ITEMS >>

###

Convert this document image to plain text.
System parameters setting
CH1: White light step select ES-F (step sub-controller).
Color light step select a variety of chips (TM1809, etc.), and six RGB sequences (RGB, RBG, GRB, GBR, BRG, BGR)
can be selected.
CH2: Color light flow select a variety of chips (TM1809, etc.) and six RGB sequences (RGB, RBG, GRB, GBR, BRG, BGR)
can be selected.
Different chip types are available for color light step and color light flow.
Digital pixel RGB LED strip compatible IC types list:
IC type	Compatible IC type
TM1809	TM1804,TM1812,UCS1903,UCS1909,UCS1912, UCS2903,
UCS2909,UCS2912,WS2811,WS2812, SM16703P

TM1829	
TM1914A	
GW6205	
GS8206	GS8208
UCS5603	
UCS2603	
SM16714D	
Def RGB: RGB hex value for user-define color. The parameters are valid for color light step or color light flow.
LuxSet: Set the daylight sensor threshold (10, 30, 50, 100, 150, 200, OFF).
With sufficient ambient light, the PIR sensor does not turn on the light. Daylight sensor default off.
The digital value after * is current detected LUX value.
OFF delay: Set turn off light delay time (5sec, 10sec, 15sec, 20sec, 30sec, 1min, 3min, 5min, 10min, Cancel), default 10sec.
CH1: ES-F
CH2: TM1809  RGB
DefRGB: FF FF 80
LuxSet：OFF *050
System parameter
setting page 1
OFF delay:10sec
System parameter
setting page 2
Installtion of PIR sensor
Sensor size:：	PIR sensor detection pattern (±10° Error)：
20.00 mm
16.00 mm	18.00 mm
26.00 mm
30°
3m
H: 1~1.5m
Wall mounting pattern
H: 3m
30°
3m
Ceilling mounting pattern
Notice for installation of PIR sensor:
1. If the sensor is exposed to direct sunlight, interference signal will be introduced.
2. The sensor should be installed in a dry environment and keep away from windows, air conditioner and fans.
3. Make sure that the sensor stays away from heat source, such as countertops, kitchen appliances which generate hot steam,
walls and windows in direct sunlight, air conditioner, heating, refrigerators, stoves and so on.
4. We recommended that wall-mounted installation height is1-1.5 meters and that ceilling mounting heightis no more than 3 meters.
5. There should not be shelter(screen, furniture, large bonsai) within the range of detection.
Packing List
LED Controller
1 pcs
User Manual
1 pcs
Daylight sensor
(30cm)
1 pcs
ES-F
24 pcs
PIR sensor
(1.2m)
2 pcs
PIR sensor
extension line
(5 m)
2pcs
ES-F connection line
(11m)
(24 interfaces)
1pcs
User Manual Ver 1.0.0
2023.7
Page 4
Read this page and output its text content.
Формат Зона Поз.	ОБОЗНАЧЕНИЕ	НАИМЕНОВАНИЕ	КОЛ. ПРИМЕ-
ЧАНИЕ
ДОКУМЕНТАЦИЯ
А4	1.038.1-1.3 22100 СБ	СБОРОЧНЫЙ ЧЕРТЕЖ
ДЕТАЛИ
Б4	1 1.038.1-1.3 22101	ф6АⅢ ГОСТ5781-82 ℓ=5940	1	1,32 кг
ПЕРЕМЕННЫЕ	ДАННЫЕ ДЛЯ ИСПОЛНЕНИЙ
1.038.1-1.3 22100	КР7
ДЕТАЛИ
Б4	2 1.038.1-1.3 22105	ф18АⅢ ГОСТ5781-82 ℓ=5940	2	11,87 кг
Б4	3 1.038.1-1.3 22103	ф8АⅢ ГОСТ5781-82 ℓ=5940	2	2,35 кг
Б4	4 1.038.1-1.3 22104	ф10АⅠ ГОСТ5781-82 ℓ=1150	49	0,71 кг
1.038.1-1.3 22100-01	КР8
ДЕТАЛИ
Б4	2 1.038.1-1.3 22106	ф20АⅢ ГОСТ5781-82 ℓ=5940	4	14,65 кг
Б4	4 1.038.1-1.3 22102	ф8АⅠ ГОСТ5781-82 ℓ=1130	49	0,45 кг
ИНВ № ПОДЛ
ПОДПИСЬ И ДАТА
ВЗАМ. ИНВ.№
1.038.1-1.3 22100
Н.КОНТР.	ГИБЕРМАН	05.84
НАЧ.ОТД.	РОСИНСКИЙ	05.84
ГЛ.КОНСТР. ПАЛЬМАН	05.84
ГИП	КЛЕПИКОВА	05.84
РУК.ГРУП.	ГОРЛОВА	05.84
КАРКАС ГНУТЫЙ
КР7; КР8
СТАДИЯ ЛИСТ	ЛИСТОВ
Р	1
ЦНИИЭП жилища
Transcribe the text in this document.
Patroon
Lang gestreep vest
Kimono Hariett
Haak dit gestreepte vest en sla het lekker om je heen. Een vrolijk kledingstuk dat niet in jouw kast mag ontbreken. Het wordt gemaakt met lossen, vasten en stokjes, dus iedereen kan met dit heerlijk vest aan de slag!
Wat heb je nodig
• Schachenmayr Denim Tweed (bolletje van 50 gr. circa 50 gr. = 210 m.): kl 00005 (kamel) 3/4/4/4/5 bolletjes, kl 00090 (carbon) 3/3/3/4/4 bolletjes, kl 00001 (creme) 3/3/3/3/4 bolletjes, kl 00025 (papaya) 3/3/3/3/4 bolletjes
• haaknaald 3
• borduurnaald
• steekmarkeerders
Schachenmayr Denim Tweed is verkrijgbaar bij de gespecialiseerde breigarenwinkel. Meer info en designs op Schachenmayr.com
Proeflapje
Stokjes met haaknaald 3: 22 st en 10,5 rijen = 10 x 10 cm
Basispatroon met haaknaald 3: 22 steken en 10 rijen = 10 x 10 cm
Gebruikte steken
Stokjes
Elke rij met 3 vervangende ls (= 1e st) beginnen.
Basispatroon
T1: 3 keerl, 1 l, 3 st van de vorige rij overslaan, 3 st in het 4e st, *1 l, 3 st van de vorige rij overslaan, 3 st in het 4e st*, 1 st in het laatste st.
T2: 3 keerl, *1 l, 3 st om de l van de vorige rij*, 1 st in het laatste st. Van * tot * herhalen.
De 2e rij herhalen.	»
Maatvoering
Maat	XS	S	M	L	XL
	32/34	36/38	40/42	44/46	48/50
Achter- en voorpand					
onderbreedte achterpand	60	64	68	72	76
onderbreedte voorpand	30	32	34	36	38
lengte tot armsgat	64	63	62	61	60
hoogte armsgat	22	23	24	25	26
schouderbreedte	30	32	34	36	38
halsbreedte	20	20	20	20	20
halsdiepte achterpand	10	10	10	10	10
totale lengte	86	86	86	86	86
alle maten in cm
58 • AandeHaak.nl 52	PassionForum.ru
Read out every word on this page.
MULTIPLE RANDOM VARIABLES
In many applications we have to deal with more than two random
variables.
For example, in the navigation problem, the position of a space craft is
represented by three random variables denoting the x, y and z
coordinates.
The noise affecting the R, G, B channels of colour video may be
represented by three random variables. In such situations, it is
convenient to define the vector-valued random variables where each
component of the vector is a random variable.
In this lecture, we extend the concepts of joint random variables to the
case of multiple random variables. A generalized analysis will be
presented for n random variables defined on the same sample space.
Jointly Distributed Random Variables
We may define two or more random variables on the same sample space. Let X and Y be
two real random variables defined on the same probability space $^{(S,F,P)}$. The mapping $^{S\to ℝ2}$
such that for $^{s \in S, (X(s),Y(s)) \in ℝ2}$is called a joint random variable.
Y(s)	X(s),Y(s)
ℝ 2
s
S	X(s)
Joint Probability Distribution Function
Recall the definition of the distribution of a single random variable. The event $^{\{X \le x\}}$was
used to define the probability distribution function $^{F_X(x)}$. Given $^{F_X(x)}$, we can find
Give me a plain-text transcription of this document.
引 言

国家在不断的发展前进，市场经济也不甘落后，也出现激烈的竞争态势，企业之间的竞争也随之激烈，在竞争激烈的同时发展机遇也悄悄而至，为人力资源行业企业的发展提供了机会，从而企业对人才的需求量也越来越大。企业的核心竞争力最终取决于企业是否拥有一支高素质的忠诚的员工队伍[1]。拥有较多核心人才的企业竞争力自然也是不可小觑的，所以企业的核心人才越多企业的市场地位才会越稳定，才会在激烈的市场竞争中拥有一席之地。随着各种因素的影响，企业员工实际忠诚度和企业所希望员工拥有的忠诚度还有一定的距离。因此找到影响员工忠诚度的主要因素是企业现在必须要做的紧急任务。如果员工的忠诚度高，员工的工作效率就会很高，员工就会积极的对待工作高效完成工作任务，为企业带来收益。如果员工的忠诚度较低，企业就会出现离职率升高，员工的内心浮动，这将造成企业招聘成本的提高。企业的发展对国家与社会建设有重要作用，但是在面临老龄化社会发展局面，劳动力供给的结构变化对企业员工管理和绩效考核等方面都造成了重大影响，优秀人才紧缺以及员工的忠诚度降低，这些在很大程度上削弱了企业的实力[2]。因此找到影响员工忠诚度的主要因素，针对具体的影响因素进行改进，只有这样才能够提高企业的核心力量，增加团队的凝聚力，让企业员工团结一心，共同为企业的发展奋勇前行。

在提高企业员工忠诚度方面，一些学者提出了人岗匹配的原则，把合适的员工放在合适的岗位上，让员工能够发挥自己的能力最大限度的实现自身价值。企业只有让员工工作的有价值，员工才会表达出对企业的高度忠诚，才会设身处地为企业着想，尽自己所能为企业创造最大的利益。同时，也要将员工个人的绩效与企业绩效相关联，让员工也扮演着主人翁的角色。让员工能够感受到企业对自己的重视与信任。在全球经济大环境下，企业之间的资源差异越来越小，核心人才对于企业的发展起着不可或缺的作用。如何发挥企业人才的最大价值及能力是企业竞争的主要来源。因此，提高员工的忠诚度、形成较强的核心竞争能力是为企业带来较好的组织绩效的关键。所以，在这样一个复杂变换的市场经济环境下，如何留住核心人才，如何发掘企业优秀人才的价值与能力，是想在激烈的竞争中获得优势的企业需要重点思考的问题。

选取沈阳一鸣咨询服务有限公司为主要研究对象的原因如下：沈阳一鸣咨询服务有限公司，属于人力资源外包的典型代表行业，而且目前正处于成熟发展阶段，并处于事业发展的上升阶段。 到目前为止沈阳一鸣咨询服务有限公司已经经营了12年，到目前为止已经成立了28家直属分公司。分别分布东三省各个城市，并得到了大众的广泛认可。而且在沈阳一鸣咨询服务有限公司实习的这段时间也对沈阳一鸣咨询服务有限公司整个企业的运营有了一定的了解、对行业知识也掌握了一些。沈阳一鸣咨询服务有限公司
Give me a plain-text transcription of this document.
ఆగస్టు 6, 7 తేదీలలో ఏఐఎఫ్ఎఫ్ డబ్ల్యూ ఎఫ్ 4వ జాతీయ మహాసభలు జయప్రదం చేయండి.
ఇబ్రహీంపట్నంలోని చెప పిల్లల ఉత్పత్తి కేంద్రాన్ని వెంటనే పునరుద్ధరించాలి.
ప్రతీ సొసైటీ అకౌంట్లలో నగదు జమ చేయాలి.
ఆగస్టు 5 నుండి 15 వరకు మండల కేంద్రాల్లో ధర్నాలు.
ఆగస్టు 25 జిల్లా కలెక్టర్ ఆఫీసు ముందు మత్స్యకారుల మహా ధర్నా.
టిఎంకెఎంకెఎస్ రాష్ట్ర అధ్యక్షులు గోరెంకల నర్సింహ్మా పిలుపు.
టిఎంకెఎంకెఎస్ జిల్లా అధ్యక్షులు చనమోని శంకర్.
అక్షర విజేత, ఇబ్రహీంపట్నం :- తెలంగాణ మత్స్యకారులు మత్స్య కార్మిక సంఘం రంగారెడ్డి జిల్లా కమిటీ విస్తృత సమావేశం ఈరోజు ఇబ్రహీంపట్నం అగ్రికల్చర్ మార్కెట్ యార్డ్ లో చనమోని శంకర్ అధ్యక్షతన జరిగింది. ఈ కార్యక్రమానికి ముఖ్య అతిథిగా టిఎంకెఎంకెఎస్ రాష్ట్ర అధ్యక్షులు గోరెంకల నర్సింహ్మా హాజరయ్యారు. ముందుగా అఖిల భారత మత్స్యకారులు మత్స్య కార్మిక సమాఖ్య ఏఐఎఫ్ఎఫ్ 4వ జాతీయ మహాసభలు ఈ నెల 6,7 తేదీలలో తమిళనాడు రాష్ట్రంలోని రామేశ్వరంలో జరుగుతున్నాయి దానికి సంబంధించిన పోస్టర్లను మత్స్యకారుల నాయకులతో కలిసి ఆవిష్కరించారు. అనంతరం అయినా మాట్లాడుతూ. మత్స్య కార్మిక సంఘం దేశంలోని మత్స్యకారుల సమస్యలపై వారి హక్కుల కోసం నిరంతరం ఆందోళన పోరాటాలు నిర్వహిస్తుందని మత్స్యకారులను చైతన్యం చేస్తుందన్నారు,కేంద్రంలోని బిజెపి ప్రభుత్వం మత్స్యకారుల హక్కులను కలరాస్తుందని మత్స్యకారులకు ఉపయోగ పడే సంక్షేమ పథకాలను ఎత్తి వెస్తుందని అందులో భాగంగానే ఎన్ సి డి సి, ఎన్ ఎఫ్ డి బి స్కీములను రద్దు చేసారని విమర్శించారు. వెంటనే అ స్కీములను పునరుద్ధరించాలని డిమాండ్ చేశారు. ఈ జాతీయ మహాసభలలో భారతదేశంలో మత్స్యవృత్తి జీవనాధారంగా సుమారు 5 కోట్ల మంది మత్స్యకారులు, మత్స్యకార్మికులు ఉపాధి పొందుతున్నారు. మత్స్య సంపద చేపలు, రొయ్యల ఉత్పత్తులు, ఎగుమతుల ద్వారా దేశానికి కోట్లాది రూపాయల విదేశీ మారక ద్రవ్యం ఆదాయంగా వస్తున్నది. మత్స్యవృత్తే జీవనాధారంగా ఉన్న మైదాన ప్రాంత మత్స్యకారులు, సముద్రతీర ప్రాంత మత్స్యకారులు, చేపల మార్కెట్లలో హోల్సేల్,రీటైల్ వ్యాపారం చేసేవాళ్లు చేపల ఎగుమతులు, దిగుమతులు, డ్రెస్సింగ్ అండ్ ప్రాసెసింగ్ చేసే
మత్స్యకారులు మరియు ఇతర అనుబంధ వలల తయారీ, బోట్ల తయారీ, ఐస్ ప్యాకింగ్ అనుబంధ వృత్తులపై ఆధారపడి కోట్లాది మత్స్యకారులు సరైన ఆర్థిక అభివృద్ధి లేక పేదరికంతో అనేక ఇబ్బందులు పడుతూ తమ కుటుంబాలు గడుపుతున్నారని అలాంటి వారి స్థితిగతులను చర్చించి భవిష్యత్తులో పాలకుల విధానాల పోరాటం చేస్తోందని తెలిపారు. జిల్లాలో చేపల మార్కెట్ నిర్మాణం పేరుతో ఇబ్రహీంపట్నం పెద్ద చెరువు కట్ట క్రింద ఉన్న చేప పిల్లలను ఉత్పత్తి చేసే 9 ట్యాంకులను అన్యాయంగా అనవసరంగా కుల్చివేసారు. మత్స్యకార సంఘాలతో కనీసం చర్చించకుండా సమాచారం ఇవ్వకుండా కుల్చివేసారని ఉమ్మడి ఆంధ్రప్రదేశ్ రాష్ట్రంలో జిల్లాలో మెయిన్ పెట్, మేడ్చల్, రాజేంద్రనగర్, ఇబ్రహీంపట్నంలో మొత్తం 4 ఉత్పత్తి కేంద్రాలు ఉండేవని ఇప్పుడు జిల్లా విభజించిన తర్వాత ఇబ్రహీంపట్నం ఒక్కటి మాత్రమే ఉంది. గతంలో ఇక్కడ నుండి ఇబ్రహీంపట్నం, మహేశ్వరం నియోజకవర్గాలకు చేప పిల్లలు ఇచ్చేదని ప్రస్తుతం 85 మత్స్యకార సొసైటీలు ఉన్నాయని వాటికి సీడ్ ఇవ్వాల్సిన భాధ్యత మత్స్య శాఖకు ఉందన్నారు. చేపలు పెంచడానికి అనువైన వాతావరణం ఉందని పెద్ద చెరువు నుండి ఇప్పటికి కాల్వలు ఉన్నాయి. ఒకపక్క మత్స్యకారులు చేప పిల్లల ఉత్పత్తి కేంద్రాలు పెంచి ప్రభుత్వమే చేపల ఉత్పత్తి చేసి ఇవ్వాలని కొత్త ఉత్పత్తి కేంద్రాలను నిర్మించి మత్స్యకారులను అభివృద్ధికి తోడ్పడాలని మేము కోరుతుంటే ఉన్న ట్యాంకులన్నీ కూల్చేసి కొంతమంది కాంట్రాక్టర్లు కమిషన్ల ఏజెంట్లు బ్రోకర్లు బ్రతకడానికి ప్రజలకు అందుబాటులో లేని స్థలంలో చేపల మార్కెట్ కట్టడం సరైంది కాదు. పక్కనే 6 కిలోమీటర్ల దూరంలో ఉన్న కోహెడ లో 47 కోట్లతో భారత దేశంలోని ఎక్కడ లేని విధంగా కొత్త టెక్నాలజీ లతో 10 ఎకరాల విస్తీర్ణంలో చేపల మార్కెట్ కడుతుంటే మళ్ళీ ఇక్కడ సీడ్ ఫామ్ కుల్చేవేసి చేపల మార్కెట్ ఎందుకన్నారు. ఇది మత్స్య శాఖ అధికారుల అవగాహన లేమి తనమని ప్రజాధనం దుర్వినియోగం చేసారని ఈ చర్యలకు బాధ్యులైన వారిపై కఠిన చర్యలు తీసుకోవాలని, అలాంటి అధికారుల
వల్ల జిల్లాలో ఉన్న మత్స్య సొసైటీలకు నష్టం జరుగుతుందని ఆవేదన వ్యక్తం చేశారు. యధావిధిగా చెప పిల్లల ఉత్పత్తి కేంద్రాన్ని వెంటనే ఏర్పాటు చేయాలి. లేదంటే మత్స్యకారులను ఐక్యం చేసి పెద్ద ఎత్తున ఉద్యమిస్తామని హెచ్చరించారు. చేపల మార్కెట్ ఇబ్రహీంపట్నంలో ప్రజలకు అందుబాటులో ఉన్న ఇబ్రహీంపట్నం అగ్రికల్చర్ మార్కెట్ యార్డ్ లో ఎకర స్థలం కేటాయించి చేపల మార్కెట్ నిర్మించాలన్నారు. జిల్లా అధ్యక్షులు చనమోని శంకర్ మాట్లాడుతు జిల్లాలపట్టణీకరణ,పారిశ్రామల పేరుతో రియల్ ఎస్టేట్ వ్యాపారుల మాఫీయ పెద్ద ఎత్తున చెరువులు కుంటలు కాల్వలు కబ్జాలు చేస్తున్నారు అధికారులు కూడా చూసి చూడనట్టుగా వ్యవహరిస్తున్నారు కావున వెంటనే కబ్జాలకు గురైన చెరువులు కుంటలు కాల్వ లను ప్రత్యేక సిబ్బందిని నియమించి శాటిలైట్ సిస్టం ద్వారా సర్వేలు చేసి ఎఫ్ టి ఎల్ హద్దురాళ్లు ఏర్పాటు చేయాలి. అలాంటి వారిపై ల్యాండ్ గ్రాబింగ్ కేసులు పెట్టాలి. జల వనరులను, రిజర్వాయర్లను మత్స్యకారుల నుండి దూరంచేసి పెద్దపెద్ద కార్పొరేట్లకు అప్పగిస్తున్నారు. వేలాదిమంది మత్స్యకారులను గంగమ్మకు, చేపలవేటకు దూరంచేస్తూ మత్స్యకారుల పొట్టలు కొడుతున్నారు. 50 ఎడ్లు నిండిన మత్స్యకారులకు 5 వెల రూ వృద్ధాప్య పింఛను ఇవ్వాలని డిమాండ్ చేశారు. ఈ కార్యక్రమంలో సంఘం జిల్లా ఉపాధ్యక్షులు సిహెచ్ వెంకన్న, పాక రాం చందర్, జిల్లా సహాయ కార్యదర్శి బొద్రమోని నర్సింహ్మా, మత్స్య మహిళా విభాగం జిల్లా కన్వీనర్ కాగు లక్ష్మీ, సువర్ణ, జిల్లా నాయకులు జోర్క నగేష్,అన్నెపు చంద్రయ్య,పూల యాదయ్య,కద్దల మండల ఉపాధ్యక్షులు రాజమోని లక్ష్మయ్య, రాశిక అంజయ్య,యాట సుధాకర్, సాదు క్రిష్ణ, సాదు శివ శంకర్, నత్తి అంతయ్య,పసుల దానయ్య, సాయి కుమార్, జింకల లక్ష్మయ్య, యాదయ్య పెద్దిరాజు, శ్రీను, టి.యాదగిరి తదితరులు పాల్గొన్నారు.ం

###

WRITTEN EXERCISE >> In the entries above, identify every line with the word "sensor". Copy those lines.

RESULT >>
LuxSet: Set the daylight sensor threshold (10, 30, 50, 100, 150, 200, OFF).
With sufficient ambient light, the PIR sensor does not turn on the light. Daylight sensor default off.
Installtion of PIR sensor
Sensor size:：	PIR sensor detection pattern (±10° Error)：
Notice for installation of PIR sensor:
1. If the sensor is exposed to direct sunlight, interference signal will be introduced.
2. The sensor should be installed in a dry environment and keep away from windows, air conditioner and fans.
3. Make sure that the sensor stays away from heat source, such as countertops, kitchen appliances which generate hot steam,
Daylight sensor
PIR sensor
PIR sensor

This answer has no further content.